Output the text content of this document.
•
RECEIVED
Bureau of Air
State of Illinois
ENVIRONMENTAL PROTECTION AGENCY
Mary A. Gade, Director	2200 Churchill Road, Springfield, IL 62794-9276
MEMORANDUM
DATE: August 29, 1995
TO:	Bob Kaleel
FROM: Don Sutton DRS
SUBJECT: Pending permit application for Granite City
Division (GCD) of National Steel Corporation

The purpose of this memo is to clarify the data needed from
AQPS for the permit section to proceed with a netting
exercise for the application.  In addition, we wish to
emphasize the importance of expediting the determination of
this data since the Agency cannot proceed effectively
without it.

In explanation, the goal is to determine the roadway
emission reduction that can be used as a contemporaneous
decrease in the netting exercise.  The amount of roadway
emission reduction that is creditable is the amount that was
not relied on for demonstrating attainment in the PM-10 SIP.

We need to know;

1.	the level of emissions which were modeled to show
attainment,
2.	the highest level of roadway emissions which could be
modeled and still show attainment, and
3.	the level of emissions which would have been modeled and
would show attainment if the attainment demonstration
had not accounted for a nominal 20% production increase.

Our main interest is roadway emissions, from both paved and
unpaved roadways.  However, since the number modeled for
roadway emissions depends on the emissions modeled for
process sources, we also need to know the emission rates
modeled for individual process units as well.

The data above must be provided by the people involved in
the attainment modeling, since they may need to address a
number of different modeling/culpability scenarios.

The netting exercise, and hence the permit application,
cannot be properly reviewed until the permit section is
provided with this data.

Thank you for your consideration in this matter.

·····

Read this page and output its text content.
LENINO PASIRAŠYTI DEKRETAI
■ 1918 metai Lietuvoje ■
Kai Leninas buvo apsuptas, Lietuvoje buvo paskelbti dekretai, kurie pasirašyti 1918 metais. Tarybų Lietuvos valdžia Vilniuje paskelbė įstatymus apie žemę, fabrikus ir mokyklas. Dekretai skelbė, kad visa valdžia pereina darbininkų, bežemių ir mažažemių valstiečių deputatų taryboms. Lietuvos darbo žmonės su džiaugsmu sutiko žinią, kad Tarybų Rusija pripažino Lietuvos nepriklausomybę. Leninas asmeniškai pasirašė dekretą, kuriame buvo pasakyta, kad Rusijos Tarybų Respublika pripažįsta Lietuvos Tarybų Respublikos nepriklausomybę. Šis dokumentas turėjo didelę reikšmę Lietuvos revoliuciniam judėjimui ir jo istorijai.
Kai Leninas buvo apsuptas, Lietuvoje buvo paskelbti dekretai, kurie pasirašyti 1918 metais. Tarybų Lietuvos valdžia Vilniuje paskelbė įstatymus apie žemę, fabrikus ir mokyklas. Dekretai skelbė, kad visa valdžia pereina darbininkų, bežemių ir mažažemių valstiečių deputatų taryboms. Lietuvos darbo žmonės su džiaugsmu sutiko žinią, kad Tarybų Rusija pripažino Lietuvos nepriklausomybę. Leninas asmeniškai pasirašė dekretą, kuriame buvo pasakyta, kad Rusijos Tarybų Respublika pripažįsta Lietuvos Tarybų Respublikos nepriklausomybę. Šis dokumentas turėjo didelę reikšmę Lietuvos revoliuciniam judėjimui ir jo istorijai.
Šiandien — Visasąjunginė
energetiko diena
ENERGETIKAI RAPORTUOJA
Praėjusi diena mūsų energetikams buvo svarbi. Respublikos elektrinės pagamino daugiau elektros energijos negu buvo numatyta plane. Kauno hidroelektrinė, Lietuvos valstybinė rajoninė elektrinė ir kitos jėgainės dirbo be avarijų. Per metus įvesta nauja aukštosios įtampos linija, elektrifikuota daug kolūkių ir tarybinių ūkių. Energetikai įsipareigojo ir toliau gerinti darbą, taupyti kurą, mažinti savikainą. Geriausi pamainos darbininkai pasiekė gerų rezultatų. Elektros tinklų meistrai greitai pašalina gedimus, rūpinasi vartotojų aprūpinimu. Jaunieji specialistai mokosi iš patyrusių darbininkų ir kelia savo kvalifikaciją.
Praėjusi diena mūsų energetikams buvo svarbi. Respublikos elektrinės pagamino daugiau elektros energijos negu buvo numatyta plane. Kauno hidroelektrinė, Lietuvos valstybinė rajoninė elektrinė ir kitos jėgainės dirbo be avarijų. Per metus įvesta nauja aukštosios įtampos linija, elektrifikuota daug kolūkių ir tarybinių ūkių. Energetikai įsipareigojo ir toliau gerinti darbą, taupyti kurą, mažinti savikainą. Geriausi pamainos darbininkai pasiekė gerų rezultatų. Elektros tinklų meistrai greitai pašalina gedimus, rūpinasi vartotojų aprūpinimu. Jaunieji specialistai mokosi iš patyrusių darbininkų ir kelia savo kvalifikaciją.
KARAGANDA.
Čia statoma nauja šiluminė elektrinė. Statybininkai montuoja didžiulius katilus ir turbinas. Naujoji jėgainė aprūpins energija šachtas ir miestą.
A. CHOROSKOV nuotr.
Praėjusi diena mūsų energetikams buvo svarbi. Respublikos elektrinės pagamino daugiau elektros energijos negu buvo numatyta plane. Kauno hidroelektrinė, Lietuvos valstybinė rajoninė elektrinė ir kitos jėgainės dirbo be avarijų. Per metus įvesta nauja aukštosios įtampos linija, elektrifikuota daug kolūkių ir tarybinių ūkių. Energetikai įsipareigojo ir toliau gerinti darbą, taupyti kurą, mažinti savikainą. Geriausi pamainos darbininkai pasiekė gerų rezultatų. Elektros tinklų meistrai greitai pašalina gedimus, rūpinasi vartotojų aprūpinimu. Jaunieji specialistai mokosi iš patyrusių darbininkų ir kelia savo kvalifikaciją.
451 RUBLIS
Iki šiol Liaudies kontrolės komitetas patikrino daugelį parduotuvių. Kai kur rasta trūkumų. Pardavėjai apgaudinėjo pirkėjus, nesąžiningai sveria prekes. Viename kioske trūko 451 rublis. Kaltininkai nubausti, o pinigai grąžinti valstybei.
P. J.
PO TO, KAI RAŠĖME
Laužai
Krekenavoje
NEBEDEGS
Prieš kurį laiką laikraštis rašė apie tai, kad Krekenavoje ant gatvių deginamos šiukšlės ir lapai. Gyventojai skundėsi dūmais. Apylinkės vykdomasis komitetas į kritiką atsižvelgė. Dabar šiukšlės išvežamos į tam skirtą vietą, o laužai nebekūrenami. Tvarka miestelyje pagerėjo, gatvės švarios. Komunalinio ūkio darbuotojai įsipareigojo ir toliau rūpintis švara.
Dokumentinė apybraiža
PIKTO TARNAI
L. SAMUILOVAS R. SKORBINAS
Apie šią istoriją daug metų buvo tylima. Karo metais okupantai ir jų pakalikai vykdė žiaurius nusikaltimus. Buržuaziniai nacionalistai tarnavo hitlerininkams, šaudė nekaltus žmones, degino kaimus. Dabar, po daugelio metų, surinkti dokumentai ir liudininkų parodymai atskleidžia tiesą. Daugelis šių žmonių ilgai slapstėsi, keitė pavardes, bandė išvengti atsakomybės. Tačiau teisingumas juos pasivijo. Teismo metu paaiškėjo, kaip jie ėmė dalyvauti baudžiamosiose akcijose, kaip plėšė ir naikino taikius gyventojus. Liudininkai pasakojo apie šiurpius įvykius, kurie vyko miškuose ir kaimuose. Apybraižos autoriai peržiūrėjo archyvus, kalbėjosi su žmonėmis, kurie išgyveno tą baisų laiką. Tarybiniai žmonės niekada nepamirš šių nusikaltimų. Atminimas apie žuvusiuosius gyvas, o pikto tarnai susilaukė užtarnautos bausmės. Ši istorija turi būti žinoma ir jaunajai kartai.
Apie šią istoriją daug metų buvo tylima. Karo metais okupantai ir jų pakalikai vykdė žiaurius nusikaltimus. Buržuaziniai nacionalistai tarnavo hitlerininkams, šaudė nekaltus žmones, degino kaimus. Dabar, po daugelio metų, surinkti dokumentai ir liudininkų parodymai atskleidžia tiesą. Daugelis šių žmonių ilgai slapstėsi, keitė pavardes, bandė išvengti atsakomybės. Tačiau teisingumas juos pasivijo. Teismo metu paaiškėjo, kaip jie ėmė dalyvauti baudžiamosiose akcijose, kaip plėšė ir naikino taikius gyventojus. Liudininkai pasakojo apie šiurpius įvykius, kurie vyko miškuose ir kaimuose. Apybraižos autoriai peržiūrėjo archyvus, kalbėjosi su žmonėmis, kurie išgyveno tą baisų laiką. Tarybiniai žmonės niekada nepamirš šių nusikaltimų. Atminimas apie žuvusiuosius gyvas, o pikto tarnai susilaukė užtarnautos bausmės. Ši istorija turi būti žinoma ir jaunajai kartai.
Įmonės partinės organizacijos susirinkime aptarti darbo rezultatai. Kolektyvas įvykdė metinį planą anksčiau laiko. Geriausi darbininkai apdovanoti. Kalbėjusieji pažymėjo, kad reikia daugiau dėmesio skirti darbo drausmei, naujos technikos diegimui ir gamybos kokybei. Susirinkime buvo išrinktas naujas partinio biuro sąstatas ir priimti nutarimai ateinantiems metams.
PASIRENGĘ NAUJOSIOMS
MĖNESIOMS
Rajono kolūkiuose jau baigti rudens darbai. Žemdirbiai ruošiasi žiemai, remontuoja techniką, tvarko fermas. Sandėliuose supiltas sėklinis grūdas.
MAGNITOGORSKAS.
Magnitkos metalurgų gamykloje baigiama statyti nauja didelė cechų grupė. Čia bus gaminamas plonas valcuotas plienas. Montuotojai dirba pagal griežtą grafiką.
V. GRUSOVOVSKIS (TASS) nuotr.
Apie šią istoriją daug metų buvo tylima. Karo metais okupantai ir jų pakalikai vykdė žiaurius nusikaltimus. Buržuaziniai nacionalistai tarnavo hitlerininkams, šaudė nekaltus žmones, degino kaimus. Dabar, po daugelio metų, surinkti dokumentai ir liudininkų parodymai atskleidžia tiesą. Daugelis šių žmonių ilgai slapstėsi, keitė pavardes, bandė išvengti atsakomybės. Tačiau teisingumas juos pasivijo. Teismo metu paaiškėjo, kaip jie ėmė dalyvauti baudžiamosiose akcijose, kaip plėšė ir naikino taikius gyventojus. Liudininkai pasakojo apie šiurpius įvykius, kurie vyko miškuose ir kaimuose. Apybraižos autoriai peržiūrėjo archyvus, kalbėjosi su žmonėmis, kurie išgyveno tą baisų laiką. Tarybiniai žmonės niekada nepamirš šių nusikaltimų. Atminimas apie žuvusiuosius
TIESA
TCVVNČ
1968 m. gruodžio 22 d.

·····

» PROBLEM DETAILS: Using the entries above, return each line that includes the word "netting".

» SOLUTION:
AQPS for the permit section to proceed with a netting
decrease in the netting exercise.  The amount of roadway
The netting exercise, and hence the permit application,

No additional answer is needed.